(Stored data)
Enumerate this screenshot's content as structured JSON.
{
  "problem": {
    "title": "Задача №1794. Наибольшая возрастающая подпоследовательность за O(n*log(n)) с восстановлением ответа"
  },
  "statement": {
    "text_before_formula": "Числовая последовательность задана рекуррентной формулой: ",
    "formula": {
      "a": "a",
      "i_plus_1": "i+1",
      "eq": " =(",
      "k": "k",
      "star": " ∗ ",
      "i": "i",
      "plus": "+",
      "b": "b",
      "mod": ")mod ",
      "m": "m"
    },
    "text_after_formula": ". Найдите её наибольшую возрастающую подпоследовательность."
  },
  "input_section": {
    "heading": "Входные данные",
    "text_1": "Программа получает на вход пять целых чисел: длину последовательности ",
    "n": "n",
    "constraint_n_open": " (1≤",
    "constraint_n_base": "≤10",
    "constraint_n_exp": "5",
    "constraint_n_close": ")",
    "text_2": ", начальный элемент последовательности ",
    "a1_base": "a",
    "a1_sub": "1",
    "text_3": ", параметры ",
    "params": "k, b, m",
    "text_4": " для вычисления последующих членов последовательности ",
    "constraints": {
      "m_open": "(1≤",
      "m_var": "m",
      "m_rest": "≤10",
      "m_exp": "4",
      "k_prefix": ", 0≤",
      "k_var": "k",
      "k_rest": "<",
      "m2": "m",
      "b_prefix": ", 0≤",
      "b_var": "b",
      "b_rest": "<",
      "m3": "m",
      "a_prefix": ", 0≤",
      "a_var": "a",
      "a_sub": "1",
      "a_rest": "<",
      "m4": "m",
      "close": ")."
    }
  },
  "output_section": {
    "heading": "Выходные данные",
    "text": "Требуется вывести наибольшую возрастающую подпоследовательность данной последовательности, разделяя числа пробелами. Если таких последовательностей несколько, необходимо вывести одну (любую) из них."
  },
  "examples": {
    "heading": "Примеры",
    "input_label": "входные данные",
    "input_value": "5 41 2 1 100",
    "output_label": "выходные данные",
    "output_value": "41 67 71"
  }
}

● **EXERCISE BRIEF**: Copy every line of the material in which the word "данные" occurs.

● **TASK OUTPUT**:
    "heading": "Входные данные",
    "heading": "Выходные данные",
    "input_label": "входные данные",
    "output_label": "выходные данные",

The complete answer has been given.